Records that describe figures
□ □ □ □ □ □ □

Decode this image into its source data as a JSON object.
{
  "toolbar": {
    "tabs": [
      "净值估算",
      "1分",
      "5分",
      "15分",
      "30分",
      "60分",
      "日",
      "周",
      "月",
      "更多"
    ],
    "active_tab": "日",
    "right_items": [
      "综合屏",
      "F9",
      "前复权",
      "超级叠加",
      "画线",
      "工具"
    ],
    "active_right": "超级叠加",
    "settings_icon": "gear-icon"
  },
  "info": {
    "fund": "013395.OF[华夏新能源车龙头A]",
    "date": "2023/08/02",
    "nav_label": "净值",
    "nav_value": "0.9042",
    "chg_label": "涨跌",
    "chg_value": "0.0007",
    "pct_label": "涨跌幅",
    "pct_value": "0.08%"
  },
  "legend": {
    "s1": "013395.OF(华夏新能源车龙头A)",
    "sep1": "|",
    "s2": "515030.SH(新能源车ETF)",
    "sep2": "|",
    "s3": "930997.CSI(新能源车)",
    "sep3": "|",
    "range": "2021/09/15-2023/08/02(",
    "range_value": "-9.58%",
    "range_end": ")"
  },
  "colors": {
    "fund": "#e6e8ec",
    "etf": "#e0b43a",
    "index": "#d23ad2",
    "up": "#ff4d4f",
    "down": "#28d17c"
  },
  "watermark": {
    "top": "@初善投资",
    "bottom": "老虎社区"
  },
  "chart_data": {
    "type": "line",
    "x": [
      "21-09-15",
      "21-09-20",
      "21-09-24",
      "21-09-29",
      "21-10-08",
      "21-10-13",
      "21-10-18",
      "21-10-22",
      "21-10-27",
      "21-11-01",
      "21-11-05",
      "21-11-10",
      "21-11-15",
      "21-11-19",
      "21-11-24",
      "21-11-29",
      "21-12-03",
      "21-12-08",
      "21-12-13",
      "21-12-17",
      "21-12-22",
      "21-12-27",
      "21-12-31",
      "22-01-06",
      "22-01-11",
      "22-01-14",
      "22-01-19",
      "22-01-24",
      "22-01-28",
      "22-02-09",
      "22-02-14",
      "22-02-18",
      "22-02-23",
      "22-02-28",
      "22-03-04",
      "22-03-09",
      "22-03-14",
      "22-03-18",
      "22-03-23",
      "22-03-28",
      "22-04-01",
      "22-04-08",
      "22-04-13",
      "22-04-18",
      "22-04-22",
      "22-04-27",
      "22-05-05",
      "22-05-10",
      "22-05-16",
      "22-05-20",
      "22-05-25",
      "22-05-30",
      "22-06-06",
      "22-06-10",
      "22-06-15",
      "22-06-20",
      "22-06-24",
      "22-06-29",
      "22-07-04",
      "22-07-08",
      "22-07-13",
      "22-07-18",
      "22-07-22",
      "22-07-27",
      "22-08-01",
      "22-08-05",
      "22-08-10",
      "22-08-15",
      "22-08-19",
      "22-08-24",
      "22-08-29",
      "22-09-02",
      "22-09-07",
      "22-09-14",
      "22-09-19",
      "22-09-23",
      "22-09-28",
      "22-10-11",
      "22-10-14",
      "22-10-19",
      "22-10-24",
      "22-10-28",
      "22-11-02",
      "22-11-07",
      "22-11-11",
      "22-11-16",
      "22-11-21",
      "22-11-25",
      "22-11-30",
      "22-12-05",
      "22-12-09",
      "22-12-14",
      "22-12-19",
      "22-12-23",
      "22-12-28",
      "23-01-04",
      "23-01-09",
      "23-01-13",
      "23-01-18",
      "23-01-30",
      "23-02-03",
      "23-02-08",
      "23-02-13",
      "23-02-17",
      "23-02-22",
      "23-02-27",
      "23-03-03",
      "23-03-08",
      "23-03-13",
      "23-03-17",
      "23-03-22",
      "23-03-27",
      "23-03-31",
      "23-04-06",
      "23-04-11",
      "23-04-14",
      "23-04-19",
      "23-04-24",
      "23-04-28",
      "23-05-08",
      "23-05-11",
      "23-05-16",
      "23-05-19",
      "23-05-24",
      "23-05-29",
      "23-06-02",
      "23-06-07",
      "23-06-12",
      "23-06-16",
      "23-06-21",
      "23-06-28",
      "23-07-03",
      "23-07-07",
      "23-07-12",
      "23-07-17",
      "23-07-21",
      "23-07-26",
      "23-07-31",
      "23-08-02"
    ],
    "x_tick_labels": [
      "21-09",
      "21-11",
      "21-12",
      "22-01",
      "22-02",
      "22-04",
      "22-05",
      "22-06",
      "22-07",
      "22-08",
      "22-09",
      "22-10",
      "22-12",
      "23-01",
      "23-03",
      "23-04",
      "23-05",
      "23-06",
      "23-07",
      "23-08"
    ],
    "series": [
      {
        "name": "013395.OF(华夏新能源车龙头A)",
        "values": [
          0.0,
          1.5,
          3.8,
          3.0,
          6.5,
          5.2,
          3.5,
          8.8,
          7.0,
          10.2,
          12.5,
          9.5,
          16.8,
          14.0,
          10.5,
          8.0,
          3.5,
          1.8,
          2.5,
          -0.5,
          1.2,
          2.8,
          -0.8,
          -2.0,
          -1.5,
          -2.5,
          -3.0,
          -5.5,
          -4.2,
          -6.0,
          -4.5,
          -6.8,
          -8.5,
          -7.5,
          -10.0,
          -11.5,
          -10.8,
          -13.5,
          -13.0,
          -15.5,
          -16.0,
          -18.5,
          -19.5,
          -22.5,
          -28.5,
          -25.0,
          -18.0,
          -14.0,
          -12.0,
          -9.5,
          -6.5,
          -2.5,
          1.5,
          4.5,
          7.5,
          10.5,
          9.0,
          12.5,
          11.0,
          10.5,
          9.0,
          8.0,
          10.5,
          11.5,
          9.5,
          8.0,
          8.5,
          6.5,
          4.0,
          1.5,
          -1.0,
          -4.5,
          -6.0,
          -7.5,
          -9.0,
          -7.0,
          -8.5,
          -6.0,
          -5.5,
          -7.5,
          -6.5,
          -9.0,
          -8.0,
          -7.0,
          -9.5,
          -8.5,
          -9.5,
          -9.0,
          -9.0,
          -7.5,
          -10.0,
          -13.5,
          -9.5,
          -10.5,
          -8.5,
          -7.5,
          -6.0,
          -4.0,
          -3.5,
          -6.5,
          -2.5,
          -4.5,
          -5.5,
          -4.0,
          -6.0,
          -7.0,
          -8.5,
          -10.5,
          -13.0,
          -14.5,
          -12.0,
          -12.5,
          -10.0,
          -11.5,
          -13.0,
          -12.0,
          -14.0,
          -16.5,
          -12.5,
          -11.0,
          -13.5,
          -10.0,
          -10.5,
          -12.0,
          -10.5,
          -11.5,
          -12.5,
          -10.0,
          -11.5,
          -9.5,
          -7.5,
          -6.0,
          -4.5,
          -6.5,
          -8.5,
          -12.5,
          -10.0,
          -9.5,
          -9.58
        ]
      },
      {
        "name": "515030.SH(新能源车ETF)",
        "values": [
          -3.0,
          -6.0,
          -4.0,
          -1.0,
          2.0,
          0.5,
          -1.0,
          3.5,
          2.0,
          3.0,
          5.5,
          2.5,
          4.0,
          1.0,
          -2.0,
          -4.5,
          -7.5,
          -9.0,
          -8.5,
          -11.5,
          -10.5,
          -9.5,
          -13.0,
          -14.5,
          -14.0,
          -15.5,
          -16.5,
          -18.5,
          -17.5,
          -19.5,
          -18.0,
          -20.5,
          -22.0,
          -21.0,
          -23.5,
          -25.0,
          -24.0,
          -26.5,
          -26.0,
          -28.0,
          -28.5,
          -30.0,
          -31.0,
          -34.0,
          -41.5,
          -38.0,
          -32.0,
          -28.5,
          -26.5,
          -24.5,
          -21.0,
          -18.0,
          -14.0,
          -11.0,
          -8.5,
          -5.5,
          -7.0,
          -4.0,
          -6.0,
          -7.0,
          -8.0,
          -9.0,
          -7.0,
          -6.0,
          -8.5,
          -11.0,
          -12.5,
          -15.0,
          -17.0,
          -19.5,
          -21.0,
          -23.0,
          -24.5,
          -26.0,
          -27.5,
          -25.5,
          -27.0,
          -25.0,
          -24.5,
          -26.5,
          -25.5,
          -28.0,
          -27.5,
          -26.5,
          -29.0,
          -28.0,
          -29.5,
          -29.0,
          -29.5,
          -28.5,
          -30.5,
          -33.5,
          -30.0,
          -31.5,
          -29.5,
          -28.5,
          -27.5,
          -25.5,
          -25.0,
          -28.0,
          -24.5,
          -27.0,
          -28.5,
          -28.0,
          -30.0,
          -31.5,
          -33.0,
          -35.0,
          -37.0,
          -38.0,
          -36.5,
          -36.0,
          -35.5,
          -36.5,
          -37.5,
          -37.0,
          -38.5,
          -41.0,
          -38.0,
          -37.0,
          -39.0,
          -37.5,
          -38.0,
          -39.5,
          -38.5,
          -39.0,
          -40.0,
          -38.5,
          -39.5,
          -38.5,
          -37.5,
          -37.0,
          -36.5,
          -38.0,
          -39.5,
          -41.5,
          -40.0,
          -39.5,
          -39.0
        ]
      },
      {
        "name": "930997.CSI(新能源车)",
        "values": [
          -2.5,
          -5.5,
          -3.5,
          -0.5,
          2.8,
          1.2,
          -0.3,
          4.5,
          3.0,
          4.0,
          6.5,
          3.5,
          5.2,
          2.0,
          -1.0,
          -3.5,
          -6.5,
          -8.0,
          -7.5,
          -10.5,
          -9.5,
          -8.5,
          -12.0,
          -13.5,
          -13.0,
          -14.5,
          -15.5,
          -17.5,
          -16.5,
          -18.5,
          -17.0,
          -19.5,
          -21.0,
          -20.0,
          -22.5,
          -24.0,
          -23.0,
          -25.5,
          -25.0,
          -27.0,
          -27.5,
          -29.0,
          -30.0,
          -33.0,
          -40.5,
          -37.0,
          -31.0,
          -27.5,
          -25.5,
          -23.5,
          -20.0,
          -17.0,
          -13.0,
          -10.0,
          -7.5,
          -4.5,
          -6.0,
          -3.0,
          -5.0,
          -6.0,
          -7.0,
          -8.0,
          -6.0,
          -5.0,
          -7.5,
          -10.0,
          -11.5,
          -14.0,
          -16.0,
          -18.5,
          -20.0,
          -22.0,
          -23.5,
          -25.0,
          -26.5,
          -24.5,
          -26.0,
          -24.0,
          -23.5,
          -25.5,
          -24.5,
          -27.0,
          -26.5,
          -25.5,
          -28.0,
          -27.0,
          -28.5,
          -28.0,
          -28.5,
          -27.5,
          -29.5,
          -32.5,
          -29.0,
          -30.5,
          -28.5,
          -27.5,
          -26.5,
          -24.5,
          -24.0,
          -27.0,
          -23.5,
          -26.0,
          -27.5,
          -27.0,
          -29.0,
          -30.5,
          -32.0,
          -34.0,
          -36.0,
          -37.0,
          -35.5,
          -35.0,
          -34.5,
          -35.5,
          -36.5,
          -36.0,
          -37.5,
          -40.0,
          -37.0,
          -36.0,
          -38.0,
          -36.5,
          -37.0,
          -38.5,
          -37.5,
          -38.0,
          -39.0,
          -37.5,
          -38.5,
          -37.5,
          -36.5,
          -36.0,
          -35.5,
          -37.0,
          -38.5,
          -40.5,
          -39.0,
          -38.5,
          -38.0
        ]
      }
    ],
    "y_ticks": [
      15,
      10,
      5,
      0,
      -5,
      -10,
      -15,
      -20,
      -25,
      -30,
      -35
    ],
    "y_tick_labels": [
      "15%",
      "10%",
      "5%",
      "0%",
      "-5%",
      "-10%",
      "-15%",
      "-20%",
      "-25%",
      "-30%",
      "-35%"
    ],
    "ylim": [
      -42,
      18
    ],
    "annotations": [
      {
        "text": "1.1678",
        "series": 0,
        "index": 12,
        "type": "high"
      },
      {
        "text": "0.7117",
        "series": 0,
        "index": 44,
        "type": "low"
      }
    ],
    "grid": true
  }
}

□ □ □ □ □ □ □

Identify and copy all lines with the word "fund".

Task solution
    "fund": "013395.OF[华夏新能源车龙头A]",
    "fund": "#e6e8ec",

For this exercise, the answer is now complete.